--- Exercise details ---
Give an exact copy of every line, leaving images out.

------ Supplied data ------

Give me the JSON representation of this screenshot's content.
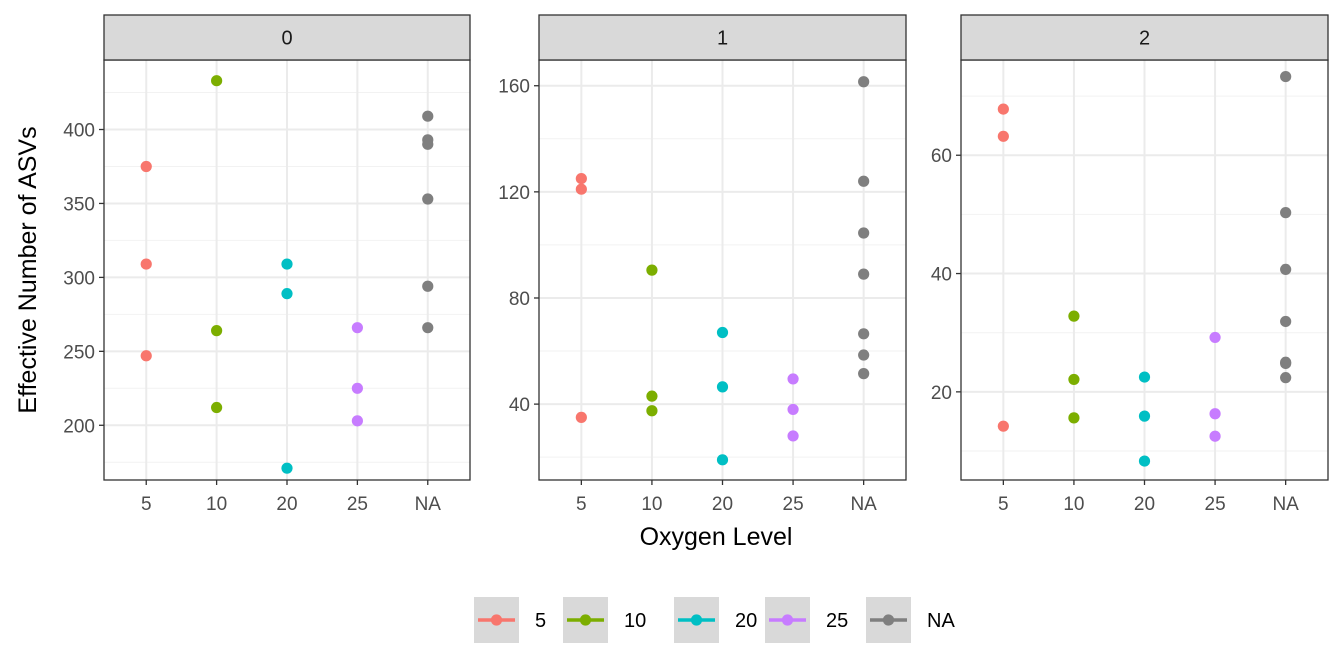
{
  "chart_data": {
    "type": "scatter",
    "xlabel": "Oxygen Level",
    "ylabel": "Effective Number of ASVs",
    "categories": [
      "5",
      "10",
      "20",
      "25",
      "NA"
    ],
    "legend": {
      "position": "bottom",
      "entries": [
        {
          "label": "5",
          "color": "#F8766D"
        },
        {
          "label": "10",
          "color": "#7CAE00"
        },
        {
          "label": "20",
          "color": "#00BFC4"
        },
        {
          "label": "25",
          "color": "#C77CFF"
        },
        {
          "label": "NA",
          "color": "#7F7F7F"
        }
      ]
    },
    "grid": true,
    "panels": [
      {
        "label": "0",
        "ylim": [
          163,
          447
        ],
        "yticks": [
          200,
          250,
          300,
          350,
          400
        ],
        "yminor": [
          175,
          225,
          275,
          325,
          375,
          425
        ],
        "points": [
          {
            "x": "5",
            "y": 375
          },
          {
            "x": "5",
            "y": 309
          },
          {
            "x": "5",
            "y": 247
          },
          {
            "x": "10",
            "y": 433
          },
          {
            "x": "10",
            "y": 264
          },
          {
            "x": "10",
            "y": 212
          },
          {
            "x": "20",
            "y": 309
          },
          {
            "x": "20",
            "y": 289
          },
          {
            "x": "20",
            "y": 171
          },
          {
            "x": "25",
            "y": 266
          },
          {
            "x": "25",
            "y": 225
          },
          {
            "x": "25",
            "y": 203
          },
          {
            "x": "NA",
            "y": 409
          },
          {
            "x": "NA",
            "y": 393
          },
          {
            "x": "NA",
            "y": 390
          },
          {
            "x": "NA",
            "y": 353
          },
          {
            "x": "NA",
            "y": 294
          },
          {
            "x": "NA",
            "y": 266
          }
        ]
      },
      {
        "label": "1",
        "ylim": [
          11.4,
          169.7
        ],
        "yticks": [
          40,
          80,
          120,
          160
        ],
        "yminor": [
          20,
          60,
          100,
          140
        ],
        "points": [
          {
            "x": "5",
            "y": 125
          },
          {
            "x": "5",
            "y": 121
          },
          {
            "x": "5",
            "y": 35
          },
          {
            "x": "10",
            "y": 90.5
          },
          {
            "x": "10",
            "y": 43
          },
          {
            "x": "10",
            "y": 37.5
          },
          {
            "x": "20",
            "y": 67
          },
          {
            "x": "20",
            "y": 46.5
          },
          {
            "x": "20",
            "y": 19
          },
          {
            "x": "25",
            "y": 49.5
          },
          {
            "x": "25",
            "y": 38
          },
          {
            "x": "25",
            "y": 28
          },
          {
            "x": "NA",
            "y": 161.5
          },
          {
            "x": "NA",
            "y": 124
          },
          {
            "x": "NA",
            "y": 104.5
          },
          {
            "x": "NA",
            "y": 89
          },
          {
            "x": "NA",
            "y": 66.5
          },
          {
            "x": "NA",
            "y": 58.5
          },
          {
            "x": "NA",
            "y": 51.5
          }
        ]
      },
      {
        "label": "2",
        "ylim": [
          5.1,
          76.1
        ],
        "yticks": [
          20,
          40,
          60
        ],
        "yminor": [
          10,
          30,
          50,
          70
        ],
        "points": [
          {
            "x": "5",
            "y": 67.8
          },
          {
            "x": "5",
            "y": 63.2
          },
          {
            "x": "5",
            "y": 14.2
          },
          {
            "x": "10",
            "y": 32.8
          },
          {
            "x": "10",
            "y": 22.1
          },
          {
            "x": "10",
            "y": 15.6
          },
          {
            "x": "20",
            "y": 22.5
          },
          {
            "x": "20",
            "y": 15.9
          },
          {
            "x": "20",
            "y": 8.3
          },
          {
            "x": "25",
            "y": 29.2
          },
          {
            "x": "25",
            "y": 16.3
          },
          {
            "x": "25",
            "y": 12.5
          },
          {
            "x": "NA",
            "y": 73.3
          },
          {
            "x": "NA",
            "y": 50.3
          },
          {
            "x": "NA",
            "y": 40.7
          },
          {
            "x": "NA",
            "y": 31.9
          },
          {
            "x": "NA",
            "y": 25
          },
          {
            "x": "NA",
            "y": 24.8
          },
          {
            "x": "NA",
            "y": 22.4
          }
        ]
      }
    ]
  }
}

------

--- Finished exercise ---
Give me the JSON representation of this screenshot's content.
{
  "chart_data": {
    "type": "scatter",
    "xlabel": "Oxygen Level",
    "ylabel": "Effective Number of ASVs",
    "categories": [
      "5",
      "10",
      "20",
      "25",
      "NA"
    ],
    "legend": {
      "position": "bottom",
      "entries": [
        {
          "label": "5",
          "color": "#F8766D"
        },
        {
          "label": "10",
          "color": "#7CAE00"
        },
        {
          "label": "20",
          "color": "#00BFC4"
        },
        {
          "label": "25",
          "color": "#C77CFF"
        },
        {
          "label": "NA",
          "color": "#7F7F7F"
        }
      ]
    },
    "grid": true,
    "panels": [
      {
        "label": "0",
        "ylim": [
          163,
          447
        ],
        "yticks": [
          200,
          250,
          300,
          350,
          400
        ],
        "yminor": [
          175,
          225,
          275,
          325,
          375,
          425
        ],
        "points": [
          {
            "x": "5",
            "y": 375
          },
          {
            "x": "5",
            "y": 309
          },
          {
            "x": "5",
            "y": 247
          },
          {
            "x": "10",
            "y": 433
          },
          {
            "x": "10",
            "y": 264
          },
          {
            "x": "10",
            "y": 212
          },
          {
            "x": "20",
            "y": 309
          },
          {
            "x": "20",
            "y": 289
          },
          {
            "x": "20",
            "y": 171
          },
          {
            "x": "25",
            "y": 266
          },
          {
            "x": "25",
            "y": 225
          },
          {
            "x": "25",
            "y": 203
          },
          {
            "x": "NA",
            "y": 409
          },
          {
            "x": "NA",
            "y": 393
          },
          {
            "x": "NA",
            "y": 390
          },
          {
            "x": "NA",
            "y": 353
          },
          {
            "x": "NA",
            "y": 294
          },
          {
            "x": "NA",
            "y": 266
          }
        ]
      },
      {
        "label": "1",
        "ylim": [
          11.4,
          169.7
        ],
        "yticks": [
          40,
          80,
          120,
          160
        ],
        "yminor": [
          20,
          60,
          100,
          140
        ],
        "points": [
          {
            "x": "5",
            "y": 125
          },
          {
            "x": "5",
            "y": 121
          },
          {
            "x": "5",
            "y": 35
          },
          {
            "x": "10",
            "y": 90.5
          },
          {
            "x": "10",
            "y": 43
          },
          {
            "x": "10",
            "y": 37.5
          },
          {
            "x": "20",
            "y": 67
          },
          {
            "x": "20",
            "y": 46.5
          },
          {
            "x": "20",
            "y": 19
          },
          {
            "x": "25",
            "y": 49.5
          },
          {
            "x": "25",
            "y": 38
          },
          {
            "x": "25",
            "y": 28
          },
          {
            "x": "NA",
            "y": 161.5
          },
          {
            "x": "NA",
            "y": 124
          },
          {
            "x": "NA",
            "y": 104.5
          },
          {
            "x": "NA",
            "y": 89
          },
          {
            "x": "NA",
            "y": 66.5
          },
          {
            "x": "NA",
            "y": 58.5
          },
          {
            "x": "NA",
            "y": 51.5
          }
        ]
      },
      {
        "label": "2",
        "ylim": [
          5.1,
          76.1
        ],
        "yticks": [
          20,
          40,
          60
        ],
        "yminor": [
          10,
          30,
          50,
          70
        ],
        "points": [
          {
            "x": "5",
            "y": 67.8
          },
          {
            "x": "5",
            "y": 63.2
          },
          {
            "x": "5",
            "y": 14.2
          },
          {
            "x": "10",
            "y": 32.8
          },
          {
            "x": "10",
            "y": 22.1
          },
          {
            "x": "10",
            "y": 15.6
          },
          {
            "x": "20",
            "y": 22.5
          },
          {
            "x": "20",
            "y": 15.9
          },
          {
            "x": "20",
            "y": 8.3
          },
          {
            "x": "25",
            "y": 29.2
          },
          {
            "x": "25",
            "y": 16.3
          },
          {
            "x": "25",
            "y": 12.5
          },
          {
            "x": "NA",
            "y": 73.3
          },
          {
            "x": "NA",
            "y": 50.3
          },
          {
            "x": "NA",
            "y": 40.7
          },
          {
            "x": "NA",
            "y": 31.9
          },
          {
            "x": "NA",
            "y": 25
          },
          {
            "x": "NA",
            "y": 24.8
          },
          {
            "x": "NA",
            "y": 22.4
          }
        ]
      }
    ]
  }
}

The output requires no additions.